### ЦИТИРУЕМЫЙ ТЕКСТ
В 2012 году журналист Мумин Шакиров привез сестер Каратыгиных, Ксению и Евгению, в Освенцим, и тамошний экскурсовод удивился: ведь у них «почти не бывает русских групп». Для тех, кто не помнит, поясню, это те самые юные девушки из российской глубинки, чей ответ на вопрос в ток-шоу запомнился многим. «Что такое холокост? Это клей для обоев».
Тогда же на сайте «Эха Москвы» появился пост Аллы Гербер об увиденных ею экскурсиях школьников в подобные немецкие музеи, и в ответ со стороны читателей поднялась волна недоумения и негодования. Именно так — недоумения и негодования. «Кто о чем, а лысый о расческе» — это один из комментов «недоумевающих», заслуживший множество лайков. Те, кому этот комментарий показался остроумным, считают себя «волосатыми» и не понимают, почему их должны волновать проблемы «лысых».
Многие не евреи никак не могут поверить в холокост, то есть в то, что нацисты убивали евреев не за что-то, не за то, какими они были, а за то, что они просто были.

### ЗАДАНИЕ
Продолжите текст о холокосте, начав сразу после его последнего предложения. Материалы никак не связаны с текстом о холокосте.

### ИСХОДНЫЕ МАТЕРИАЛЫ
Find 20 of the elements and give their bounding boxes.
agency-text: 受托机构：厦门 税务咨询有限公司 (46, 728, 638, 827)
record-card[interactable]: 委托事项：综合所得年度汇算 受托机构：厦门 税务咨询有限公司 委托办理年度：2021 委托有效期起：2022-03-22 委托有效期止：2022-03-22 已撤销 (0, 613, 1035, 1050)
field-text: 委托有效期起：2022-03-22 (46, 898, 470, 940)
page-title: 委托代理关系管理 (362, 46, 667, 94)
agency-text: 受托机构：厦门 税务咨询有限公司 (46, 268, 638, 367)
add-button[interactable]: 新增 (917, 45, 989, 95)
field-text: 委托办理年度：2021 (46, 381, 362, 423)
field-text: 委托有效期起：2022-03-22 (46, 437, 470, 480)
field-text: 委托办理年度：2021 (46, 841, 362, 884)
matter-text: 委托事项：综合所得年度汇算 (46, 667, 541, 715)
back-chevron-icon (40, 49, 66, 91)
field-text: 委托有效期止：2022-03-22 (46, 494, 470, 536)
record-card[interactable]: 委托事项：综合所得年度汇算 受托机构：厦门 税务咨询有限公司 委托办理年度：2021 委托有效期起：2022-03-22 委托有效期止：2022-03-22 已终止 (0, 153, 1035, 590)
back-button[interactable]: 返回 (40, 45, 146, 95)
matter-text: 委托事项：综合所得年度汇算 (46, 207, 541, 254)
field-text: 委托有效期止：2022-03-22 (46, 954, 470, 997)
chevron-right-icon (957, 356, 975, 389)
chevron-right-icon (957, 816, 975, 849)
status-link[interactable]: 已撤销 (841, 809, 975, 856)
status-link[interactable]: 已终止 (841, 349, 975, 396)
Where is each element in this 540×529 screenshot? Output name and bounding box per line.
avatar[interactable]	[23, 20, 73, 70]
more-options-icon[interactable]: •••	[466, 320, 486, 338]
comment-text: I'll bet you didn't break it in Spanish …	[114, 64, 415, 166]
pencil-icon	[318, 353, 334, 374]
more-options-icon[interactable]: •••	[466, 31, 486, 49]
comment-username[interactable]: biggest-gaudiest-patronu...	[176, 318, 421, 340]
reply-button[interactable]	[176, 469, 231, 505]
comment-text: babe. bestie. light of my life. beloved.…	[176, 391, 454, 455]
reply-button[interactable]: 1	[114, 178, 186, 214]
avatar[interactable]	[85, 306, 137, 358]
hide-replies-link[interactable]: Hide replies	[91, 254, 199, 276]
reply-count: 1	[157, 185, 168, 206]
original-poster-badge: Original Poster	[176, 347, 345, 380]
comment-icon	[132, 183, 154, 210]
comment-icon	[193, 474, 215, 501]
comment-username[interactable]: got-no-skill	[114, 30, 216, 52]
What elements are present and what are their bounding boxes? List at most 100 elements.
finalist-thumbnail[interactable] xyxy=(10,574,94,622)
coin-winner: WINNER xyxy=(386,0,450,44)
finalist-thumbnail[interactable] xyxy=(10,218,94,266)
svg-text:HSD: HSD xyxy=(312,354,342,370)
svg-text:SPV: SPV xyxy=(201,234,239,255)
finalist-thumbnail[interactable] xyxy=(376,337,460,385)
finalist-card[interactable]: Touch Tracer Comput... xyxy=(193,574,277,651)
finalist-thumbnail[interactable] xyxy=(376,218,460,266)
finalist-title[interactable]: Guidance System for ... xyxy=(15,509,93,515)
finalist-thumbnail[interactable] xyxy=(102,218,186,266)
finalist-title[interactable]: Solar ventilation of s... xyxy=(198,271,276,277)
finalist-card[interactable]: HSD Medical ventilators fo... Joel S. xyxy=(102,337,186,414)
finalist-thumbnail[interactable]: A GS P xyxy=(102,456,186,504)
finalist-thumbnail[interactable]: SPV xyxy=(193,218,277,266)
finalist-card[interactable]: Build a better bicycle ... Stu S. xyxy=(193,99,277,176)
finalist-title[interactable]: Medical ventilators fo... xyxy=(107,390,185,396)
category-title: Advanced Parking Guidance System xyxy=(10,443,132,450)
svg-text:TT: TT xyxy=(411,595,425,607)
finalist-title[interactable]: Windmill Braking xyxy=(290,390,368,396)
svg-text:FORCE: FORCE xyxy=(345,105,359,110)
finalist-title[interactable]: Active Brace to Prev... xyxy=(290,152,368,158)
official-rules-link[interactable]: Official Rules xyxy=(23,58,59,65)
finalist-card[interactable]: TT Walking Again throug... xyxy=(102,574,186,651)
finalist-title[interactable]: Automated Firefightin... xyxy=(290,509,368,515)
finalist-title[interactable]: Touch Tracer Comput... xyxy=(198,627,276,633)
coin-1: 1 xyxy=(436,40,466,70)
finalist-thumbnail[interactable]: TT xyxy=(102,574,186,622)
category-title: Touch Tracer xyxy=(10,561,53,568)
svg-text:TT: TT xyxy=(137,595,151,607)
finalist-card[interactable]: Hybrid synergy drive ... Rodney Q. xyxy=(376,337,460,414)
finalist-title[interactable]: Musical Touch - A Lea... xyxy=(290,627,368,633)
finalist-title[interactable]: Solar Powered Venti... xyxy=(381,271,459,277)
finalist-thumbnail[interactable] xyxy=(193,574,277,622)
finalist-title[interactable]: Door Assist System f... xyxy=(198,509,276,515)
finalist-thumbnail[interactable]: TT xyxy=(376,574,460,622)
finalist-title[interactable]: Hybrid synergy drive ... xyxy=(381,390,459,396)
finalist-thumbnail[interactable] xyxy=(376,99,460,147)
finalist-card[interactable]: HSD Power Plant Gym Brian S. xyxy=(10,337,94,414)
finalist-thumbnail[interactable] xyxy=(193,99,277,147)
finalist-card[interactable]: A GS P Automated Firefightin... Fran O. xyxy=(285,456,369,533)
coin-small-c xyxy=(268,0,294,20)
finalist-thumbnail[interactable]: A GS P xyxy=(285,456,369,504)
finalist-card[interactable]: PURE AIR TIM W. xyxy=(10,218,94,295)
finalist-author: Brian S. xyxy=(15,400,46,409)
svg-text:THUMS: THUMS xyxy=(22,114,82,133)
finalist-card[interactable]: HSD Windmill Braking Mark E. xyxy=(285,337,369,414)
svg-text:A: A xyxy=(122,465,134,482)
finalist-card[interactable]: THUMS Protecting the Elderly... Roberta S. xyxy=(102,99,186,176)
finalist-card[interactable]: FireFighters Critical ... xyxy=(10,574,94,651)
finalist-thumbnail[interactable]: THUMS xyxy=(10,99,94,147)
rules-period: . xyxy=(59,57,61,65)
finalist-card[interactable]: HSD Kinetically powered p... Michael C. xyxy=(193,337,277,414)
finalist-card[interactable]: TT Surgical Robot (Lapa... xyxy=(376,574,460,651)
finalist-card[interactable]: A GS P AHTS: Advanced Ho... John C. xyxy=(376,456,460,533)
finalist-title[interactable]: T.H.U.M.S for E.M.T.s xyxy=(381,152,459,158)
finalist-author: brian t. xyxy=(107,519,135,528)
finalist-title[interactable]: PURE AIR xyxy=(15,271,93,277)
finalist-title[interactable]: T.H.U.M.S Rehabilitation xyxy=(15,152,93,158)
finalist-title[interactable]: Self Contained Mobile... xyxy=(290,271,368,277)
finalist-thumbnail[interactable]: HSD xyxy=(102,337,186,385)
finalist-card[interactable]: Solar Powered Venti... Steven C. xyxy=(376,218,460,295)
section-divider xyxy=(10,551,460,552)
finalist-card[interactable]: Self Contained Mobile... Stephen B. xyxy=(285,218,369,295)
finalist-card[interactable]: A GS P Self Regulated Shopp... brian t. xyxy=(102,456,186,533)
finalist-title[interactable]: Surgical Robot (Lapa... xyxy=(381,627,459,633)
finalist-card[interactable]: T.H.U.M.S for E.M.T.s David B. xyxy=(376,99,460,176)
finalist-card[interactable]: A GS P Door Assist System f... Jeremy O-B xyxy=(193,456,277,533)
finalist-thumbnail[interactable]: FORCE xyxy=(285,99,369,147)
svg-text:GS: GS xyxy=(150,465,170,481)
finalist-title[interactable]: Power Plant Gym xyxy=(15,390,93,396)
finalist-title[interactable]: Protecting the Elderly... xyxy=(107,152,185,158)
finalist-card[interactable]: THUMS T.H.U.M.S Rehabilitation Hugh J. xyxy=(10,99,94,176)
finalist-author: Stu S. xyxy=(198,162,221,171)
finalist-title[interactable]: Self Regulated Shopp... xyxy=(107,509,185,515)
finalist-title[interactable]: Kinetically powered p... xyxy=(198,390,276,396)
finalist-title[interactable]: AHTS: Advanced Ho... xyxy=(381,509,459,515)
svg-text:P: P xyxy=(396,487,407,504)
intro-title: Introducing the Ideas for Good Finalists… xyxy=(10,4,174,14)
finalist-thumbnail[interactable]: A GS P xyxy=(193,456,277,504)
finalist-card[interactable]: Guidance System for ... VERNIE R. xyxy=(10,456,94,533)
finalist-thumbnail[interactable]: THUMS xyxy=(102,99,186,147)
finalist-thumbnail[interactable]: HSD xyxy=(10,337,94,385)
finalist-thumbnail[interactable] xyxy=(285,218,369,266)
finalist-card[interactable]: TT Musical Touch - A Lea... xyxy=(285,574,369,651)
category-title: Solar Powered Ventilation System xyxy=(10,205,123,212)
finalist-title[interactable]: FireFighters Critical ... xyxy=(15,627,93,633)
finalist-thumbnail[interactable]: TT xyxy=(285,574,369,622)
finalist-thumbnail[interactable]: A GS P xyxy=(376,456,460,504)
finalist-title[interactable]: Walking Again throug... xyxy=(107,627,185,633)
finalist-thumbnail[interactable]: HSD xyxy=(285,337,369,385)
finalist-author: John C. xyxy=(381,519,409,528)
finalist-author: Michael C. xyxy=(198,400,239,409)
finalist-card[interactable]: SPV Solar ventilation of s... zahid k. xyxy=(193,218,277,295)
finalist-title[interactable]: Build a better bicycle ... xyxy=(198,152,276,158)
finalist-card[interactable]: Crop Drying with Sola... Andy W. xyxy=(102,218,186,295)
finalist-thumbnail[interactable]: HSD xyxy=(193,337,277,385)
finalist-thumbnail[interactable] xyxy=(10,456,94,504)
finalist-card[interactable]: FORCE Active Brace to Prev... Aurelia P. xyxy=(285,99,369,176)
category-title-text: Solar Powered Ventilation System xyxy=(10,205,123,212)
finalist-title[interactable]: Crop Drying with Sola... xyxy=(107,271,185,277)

### ОЖИДАЕМЫЙ ОТВЕТ
Видно, что-то с ними все же было не так. Иначе получается, что и с любым, и со мной такое возможно, но ведь этого же не может быть, кирпич просто так никому на голову не упадет.
Правда, в Руанде относительно недавно представители народа хуту убили около миллиона сограждан, имевших несчастье принадлежать к другому народу — тутси. Так то ж африканцы, у нас такого быть не может, потому что не может быть никогда.
Но не зря многих точит червь сомнения — случись какая смута, и на месте евреев могут оказаться кто угодно. Когда страна прикажет быть евреем, у нас евреем становится любой. И что тогда может произойти с окружающими тебя людьми — вот в чем вопрос. Подспудный страх, не воткнет ли сосед нож в спину, — вот что страшно.
Соседи
«Вылавливали советских граждан еврейской национальности, уклонявшихся от явки на расстрел в Бабий Яр, и чинили над ними расправу». Это — цитата из материалов уголовного дела по обвинению трех жителей соседних домов по улице Верхний Вал в Киеве — Баранова, Устинова и Юшкова. В январе 1944 года оно было рассмотрено Военно-полевым судом 8-го гвардейского танкового корпуса.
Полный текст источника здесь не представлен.